Start of RECORDS PROVIDED

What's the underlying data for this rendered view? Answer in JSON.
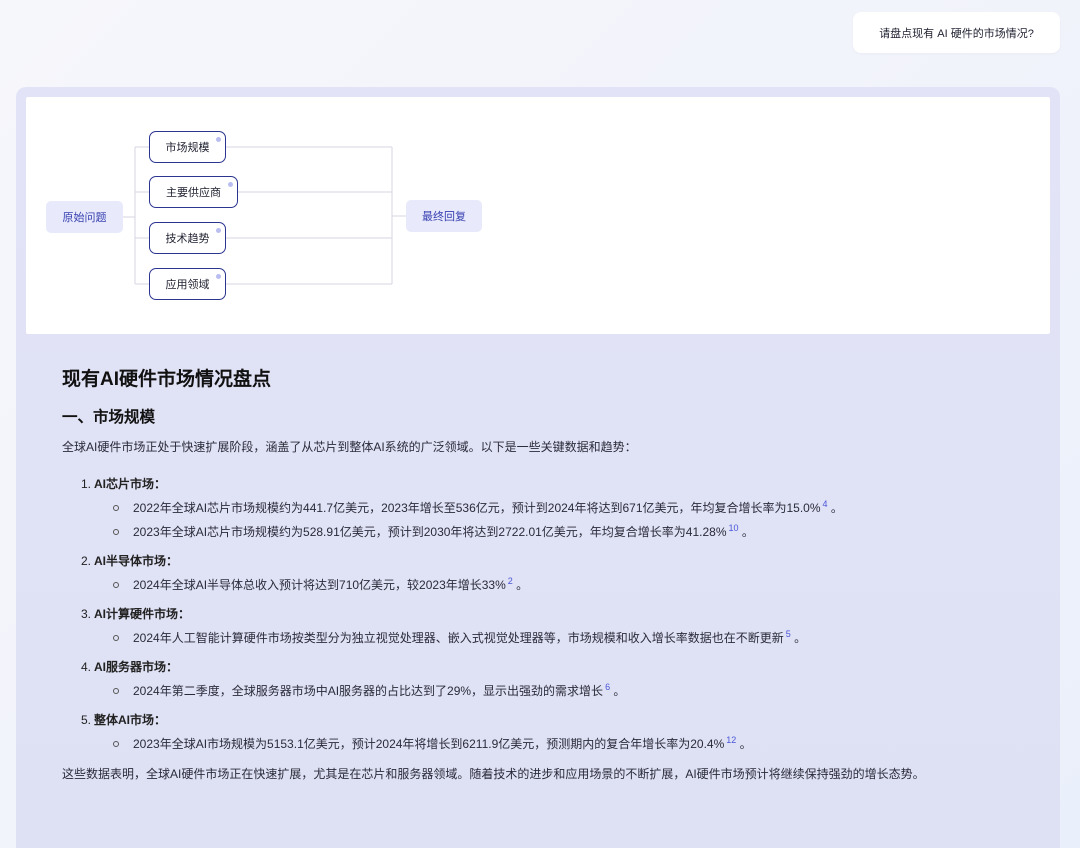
{
  "user_message": "请盘点现有 AI 硬件的市场情况?",
  "mindmap": {
    "root": "原始问题",
    "branches": [
      "市场规模",
      "主要供应商",
      "技术趋势",
      "应用领域"
    ],
    "final": "最终回复"
  },
  "answer": {
    "title": "现有AI硬件市场情况盘点",
    "section_title": "一、市场规模",
    "intro": "全球AI硬件市场正处于快速扩展阶段，涵盖了从芯片到整体AI系统的广泛领域。以下是一些关键数据和趋势：",
    "items": [
      {
        "num": "1.",
        "title": "AI芯片市场：",
        "bullets": [
          {
            "text": "2022年全球AI芯片市场规模约为441.7亿美元，2023年增长至536亿元，预计到2024年将达到671亿美元，年均复合增长率为15.0%",
            "cite": "4",
            "end": "。"
          },
          {
            "text": "2023年全球AI芯片市场规模约为528.91亿美元，预计到2030年将达到2722.01亿美元，年均复合增长率为41.28%",
            "cite": "10",
            "end": "。"
          }
        ]
      },
      {
        "num": "2.",
        "title": "AI半导体市场：",
        "bullets": [
          {
            "text": "2024年全球AI半导体总收入预计将达到710亿美元，较2023年增长33%",
            "cite": "2",
            "end": "。"
          }
        ]
      },
      {
        "num": "3.",
        "title": "AI计算硬件市场：",
        "bullets": [
          {
            "text": "2024年人工智能计算硬件市场按类型分为独立视觉处理器、嵌入式视觉处理器等，市场规模和收入增长率数据也在不断更新",
            "cite": "5",
            "end": "。"
          }
        ]
      },
      {
        "num": "4.",
        "title": "AI服务器市场：",
        "bullets": [
          {
            "text": "2024年第二季度，全球服务器市场中AI服务器的占比达到了29%，显示出强劲的需求增长",
            "cite": "6",
            "end": "。"
          }
        ]
      },
      {
        "num": "5.",
        "title": "整体AI市场：",
        "bullets": [
          {
            "text": "2023年全球AI市场规模为5153.1亿美元，预计2024年将增长到6211.9亿美元，预测期内的复合年增长率为20.4%",
            "cite": "12",
            "end": "。"
          }
        ]
      }
    ],
    "conclusion": "这些数据表明，全球AI硬件市场正在快速扩展，尤其是在芯片和服务器领域。随着技术的进步和应用场景的不断扩展，AI硬件市场预计将继续保持强劲的增长态势。"
  }
}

End of RECORDS PROVIDED

» TASK TO CARRY OUT:
Each entry above should be reproduced exactly, with the pictures removed.

» RESPONSE TO THIS EXERCISE:
What's the underlying data for this rendered view? Answer in JSON.
{
  "user_message": "请盘点现有 AI 硬件的市场情况?",
  "mindmap": {
    "root": "原始问题",
    "branches": [
      "市场规模",
      "主要供应商",
      "技术趋势",
      "应用领域"
    ],
    "final": "最终回复"
  },
  "answer": {
    "title": "现有AI硬件市场情况盘点",
    "section_title": "一、市场规模",
    "intro": "全球AI硬件市场正处于快速扩展阶段，涵盖了从芯片到整体AI系统的广泛领域。以下是一些关键数据和趋势：",
    "items": [
      {
        "num": "1.",
        "title": "AI芯片市场：",
        "bullets": [
          {
            "text": "2022年全球AI芯片市场规模约为441.7亿美元，2023年增长至536亿元，预计到2024年将达到671亿美元，年均复合增长率为15.0%",
            "cite": "4",
            "end": "。"
          },
          {
            "text": "2023年全球AI芯片市场规模约为528.91亿美元，预计到2030年将达到2722.01亿美元，年均复合增长率为41.28%",
            "cite": "10",
            "end": "。"
          }
        ]
      },
      {
        "num": "2.",
        "title": "AI半导体市场：",
        "bullets": [
          {
            "text": "2024年全球AI半导体总收入预计将达到710亿美元，较2023年增长33%",
            "cite": "2",
            "end": "。"
          }
        ]
      },
      {
        "num": "3.",
        "title": "AI计算硬件市场：",
        "bullets": [
          {
            "text": "2024年人工智能计算硬件市场按类型分为独立视觉处理器、嵌入式视觉处理器等，市场规模和收入增长率数据也在不断更新",
            "cite": "5",
            "end": "。"
          }
        ]
      },
      {
        "num": "4.",
        "title": "AI服务器市场：",
        "bullets": [
          {
            "text": "2024年第二季度，全球服务器市场中AI服务器的占比达到了29%，显示出强劲的需求增长",
            "cite": "6",
            "end": "。"
          }
        ]
      },
      {
        "num": "5.",
        "title": "整体AI市场：",
        "bullets": [
          {
            "text": "2023年全球AI市场规模为5153.1亿美元，预计2024年将增长到6211.9亿美元，预测期内的复合年增长率为20.4%",
            "cite": "12",
            "end": "。"
          }
        ]
      }
    ],
    "conclusion": "这些数据表明，全球AI硬件市场正在快速扩展，尤其是在芯片和服务器领域。随着技术的进步和应用场景的不断扩展，AI硬件市场预计将继续保持强劲的增长态势。"
  }
}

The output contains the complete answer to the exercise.